■ TO BE DONE: Every line containing the word "Button" needs to be found and copied.
__________________________________________________
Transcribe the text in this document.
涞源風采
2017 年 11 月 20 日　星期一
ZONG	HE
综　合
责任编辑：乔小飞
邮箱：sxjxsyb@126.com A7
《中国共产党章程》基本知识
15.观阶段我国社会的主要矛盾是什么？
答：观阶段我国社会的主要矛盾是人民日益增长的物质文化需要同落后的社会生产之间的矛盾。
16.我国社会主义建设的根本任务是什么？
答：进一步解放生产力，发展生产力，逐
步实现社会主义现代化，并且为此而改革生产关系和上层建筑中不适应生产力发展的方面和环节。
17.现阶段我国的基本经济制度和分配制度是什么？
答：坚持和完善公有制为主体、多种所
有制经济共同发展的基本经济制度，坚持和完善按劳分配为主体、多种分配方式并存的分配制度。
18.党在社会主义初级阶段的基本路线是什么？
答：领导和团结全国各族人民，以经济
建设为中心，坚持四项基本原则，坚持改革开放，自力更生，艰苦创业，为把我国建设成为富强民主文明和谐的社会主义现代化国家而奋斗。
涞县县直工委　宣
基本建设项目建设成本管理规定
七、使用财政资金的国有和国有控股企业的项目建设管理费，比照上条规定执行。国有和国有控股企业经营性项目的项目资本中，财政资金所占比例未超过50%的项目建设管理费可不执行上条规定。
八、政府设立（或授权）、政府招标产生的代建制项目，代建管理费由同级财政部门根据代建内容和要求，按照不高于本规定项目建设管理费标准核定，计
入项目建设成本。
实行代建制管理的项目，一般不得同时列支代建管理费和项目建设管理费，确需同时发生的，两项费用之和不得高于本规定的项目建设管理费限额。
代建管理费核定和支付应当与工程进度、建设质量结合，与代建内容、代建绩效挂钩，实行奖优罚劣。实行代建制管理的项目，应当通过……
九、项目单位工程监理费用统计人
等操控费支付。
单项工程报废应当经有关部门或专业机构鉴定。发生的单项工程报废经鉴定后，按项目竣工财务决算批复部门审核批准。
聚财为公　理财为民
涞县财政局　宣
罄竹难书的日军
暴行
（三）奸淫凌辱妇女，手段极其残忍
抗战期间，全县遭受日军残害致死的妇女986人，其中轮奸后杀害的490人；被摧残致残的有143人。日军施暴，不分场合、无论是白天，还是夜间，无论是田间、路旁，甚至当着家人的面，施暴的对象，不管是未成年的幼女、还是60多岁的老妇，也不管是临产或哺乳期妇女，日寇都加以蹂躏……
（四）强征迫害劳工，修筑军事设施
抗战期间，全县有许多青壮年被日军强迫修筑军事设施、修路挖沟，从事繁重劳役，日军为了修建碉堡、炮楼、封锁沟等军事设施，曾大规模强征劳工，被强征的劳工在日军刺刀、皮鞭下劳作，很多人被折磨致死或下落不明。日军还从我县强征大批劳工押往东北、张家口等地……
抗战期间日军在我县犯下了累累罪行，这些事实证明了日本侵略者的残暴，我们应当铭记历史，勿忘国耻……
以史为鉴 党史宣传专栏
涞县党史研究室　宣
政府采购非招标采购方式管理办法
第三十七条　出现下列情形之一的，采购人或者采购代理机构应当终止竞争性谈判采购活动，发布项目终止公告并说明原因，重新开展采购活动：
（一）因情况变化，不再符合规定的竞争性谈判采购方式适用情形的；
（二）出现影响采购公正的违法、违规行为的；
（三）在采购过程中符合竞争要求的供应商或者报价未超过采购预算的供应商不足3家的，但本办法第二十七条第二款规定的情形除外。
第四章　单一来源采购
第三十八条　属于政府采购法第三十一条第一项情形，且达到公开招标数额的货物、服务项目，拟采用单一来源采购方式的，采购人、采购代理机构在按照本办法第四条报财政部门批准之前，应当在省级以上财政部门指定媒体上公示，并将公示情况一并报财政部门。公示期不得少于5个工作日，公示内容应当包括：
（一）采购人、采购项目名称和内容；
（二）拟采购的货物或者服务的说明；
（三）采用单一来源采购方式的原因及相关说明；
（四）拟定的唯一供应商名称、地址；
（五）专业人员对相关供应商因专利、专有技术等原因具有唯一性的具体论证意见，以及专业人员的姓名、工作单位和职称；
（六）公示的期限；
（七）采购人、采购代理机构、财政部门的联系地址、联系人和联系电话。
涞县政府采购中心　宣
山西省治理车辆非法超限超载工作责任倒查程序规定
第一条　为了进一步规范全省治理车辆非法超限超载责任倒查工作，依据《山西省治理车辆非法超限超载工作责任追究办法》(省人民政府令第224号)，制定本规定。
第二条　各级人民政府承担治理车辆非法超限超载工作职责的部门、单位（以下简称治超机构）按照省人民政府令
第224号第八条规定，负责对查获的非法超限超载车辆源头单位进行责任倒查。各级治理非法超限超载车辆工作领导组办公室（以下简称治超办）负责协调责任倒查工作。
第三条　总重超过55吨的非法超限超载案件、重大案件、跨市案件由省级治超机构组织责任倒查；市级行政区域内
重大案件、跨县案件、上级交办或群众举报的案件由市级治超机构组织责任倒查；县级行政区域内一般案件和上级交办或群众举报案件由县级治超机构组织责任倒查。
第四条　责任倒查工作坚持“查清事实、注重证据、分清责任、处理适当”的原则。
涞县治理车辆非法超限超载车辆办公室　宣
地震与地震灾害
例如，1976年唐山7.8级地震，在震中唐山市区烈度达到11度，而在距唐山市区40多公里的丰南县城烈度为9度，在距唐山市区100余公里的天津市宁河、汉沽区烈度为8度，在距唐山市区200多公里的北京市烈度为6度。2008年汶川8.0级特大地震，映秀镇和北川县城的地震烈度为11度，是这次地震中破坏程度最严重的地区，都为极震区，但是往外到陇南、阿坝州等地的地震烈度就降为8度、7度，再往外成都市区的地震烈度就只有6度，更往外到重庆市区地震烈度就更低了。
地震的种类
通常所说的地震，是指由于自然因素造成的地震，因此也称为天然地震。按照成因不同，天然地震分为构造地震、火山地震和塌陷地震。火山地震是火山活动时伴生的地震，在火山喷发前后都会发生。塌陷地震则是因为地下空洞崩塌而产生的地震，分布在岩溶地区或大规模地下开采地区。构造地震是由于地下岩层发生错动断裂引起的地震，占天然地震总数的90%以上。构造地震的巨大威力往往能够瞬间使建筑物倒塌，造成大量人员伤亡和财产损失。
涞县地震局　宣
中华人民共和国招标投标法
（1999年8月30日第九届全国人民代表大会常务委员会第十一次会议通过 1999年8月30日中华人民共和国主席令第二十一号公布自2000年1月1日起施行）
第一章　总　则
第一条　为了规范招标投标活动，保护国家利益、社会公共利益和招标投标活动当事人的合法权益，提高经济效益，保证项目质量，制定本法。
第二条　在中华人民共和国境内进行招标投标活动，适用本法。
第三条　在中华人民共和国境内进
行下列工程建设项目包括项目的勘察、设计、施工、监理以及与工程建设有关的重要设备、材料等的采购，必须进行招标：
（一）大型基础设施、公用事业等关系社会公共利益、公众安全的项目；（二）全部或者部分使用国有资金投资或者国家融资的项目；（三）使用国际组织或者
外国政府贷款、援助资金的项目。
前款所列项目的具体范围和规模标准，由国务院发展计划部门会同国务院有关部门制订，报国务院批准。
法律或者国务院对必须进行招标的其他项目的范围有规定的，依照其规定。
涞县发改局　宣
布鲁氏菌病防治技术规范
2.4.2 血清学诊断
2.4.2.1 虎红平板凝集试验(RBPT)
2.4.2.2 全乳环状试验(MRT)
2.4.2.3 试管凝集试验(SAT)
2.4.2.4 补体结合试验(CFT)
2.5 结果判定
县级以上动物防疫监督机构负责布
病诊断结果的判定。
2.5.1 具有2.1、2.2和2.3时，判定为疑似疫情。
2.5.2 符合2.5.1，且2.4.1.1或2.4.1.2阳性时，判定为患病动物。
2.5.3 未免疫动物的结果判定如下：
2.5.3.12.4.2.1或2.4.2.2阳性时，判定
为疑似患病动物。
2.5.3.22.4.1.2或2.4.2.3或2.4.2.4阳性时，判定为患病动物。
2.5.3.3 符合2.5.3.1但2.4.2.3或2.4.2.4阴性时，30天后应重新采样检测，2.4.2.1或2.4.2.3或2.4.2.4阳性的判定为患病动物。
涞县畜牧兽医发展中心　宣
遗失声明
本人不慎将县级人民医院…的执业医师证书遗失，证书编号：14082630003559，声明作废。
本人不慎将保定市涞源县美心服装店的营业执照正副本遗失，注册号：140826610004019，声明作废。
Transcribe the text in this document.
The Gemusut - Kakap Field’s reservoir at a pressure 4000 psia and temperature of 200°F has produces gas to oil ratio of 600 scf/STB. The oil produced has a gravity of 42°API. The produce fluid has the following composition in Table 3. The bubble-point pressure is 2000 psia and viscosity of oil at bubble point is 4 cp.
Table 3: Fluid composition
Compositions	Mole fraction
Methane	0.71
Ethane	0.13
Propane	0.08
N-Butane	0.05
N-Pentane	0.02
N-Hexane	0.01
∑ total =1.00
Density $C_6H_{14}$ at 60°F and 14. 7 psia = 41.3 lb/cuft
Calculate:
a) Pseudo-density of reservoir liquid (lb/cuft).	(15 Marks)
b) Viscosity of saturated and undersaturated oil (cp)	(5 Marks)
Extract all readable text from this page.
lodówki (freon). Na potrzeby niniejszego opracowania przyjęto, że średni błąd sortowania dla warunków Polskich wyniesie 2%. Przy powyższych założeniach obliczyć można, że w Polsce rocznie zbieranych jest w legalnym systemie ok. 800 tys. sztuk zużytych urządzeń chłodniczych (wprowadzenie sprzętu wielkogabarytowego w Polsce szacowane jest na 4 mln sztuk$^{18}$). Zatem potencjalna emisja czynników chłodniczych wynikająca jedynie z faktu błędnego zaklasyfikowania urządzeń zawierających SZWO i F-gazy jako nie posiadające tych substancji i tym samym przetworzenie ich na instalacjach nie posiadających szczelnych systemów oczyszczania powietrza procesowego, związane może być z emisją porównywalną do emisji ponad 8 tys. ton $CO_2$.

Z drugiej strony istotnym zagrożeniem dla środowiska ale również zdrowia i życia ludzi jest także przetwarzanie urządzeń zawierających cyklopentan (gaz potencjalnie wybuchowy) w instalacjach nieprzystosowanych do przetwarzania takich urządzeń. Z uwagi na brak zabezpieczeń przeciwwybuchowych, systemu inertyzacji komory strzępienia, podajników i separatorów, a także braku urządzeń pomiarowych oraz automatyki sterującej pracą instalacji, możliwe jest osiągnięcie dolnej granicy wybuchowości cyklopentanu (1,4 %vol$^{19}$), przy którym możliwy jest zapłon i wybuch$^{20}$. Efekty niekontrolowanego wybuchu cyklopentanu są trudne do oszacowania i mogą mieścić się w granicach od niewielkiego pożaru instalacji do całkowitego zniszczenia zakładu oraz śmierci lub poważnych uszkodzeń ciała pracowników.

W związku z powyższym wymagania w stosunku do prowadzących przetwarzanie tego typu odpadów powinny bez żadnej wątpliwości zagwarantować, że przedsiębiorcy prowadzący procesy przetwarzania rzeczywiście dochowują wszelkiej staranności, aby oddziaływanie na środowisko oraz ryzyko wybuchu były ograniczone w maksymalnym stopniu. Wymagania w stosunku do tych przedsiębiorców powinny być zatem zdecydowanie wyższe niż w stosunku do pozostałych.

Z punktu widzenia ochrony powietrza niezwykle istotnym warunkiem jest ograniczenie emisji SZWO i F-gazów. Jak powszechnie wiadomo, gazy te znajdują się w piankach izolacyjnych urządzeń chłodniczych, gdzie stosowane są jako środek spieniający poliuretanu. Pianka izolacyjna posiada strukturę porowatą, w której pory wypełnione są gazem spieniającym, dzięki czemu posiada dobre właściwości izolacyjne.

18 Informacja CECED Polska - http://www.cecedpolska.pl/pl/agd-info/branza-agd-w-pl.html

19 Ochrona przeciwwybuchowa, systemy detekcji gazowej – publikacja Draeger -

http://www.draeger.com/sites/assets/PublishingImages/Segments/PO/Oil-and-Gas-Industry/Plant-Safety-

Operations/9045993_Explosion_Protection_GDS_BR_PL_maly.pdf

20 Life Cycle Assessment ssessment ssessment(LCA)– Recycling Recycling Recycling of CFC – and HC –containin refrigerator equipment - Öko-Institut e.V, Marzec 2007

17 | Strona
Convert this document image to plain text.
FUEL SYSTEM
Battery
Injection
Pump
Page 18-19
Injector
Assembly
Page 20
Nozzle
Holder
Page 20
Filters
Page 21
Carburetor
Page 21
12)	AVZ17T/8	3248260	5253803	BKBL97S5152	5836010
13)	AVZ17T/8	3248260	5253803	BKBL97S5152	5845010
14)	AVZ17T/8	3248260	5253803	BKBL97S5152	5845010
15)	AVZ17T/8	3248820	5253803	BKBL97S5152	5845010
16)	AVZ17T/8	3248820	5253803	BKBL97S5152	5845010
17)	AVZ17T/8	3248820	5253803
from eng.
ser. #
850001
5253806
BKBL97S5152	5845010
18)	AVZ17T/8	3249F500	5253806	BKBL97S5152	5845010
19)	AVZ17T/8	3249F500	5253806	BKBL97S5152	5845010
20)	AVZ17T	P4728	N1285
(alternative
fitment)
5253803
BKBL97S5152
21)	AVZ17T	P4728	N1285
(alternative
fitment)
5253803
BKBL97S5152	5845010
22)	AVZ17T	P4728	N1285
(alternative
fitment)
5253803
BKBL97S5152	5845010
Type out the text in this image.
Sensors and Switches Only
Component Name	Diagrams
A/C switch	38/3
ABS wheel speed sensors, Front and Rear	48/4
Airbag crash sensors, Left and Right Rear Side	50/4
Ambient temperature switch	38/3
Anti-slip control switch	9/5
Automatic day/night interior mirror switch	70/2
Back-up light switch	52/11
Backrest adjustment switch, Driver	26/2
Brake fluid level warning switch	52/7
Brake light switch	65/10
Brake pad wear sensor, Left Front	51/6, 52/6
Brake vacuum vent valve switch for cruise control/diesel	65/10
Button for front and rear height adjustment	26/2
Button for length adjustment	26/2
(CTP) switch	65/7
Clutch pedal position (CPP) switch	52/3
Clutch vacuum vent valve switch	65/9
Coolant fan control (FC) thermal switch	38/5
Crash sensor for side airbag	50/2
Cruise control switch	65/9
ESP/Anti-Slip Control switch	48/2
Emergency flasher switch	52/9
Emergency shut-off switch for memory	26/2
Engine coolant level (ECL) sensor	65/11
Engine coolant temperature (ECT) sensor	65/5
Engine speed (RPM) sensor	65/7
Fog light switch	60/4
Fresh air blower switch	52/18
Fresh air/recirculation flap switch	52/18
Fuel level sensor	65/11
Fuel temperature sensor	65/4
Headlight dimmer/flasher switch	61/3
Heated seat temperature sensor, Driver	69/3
__________________________________________________
■ RESPONSE FOR THIS EXERCISE:
Button for front and rear height adjustment	26/2
Button for length adjustment	26/2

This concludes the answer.